Job:
Reproduce the entries verbatim, starting at the first line and ending after the line that contains "- table-cell: 40: [184, 130, 229, 145]".

Data records:

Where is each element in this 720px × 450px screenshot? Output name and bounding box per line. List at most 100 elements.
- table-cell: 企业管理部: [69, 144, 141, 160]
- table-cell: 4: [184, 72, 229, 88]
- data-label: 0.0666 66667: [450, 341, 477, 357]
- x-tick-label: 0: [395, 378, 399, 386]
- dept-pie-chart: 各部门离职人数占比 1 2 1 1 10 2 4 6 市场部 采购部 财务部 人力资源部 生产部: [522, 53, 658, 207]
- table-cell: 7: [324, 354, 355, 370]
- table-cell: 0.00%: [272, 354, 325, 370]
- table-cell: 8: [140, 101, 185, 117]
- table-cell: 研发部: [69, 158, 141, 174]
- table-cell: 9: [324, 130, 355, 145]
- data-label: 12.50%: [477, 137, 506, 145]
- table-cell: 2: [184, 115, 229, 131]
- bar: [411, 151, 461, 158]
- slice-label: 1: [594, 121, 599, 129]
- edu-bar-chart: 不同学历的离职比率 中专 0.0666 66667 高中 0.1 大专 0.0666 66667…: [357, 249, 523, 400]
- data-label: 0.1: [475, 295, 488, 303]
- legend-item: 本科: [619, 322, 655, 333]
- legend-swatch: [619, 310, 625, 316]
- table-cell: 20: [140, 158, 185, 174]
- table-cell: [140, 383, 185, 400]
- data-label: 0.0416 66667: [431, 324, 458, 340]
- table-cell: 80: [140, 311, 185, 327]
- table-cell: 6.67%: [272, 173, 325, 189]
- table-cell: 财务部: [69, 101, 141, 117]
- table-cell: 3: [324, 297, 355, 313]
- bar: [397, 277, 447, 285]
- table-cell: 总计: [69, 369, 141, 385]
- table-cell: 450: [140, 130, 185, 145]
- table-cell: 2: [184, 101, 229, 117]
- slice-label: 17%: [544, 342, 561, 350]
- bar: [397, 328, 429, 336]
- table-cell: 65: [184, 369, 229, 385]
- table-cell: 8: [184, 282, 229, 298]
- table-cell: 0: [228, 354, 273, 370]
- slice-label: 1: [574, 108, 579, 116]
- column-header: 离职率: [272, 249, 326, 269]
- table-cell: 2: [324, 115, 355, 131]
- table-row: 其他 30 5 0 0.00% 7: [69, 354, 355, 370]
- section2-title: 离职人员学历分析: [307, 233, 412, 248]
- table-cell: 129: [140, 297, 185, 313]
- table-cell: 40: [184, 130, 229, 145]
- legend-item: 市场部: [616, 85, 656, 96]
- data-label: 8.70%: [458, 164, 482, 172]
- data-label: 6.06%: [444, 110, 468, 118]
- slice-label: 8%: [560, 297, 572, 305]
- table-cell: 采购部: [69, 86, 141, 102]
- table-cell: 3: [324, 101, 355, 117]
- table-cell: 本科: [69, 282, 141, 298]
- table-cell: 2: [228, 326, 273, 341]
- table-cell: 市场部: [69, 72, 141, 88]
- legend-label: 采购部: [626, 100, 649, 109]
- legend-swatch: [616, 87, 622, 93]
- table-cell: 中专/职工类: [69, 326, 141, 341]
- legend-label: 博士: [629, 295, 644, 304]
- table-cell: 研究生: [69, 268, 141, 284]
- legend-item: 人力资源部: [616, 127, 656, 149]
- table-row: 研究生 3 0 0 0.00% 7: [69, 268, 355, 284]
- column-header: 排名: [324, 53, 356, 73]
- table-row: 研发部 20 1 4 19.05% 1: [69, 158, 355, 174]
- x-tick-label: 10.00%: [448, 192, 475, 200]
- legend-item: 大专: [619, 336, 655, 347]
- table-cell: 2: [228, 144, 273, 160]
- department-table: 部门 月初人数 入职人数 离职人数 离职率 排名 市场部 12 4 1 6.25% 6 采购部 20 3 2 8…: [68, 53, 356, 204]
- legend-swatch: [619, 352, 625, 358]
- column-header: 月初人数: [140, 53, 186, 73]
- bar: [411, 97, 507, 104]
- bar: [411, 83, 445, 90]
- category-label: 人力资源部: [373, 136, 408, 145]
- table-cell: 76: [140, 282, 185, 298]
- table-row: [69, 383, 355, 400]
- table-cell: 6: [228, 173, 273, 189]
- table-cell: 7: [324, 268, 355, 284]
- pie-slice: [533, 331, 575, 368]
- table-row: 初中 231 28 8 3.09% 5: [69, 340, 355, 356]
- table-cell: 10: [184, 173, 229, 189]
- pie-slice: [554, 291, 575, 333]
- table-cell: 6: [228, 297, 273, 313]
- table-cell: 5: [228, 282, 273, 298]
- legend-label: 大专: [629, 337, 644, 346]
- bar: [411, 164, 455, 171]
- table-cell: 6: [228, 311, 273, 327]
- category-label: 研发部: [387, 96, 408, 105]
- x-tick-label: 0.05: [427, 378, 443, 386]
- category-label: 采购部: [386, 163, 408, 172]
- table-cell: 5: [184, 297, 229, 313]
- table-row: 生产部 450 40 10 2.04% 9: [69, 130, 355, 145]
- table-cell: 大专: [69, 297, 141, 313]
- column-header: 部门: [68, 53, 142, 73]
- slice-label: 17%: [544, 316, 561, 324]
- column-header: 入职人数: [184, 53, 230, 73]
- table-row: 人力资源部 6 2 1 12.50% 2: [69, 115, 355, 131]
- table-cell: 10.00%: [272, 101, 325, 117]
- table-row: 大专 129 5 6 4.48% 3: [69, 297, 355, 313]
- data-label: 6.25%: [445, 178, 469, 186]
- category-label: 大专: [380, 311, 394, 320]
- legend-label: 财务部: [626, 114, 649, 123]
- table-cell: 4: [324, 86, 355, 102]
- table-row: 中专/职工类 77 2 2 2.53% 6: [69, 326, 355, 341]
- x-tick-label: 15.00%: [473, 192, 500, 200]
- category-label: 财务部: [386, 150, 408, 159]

Task answer:
Where is each element in this 720px × 450px screenshot? Output name and bounding box per line. List at most 100 elements.
- table-cell: 企业管理部: [69, 144, 141, 160]
- table-cell: 4: [184, 72, 229, 88]
- data-label: 0.0666 66667: [450, 341, 477, 357]
- x-tick-label: 0: [395, 378, 399, 386]
- dept-pie-chart: 各部门离职人数占比 1 2 1 1 10 2 4 6 市场部 采购部 财务部 人力资源部 生产部: [522, 53, 658, 207]
- table-cell: 7: [324, 354, 355, 370]
- table-cell: 0.00%: [272, 354, 325, 370]
- table-cell: 8: [140, 101, 185, 117]
- table-cell: 研发部: [69, 158, 141, 174]
- table-cell: 9: [324, 130, 355, 145]
- data-label: 12.50%: [477, 137, 506, 145]
- table-cell: 2: [184, 115, 229, 131]
- bar: [411, 151, 461, 158]
- slice-label: 1: [594, 121, 599, 129]
- edu-bar-chart: 不同学历的离职比率 中专 0.0666 66667 高中 0.1 大专 0.0666 66667…: [357, 249, 523, 400]
- data-label: 0.1: [475, 295, 488, 303]
- legend-item: 本科: [619, 322, 655, 333]
- legend-swatch: [619, 310, 625, 316]
- table-cell: 20: [140, 158, 185, 174]
- table-cell: [140, 383, 185, 400]
- data-label: 0.0416 66667: [431, 324, 458, 340]
- table-cell: 80: [140, 311, 185, 327]
- table-cell: 6.67%: [272, 173, 325, 189]
- table-cell: 财务部: [69, 101, 141, 117]
- table-cell: 3: [324, 297, 355, 313]
- bar: [397, 277, 447, 285]
- table-cell: 总计: [69, 369, 141, 385]
- table-cell: 450: [140, 130, 185, 145]
- table-cell: 2: [184, 101, 229, 117]
- slice-label: 17%: [544, 342, 561, 350]
- bar: [397, 328, 429, 336]
- table-cell: 65: [184, 369, 229, 385]
- table-cell: 8: [184, 282, 229, 298]
- table-cell: 0: [228, 354, 273, 370]
- slice-label: 1: [574, 108, 579, 116]
- column-header: 离职率: [272, 249, 326, 269]
- table-cell: 2: [324, 115, 355, 131]
- table-row: 其他 30 5 0 0.00% 7: [69, 354, 355, 370]
- section2-title: 离职人员学历分析: [307, 233, 412, 248]
- table-cell: 129: [140, 297, 185, 313]
- table-cell: 40: [184, 130, 229, 145]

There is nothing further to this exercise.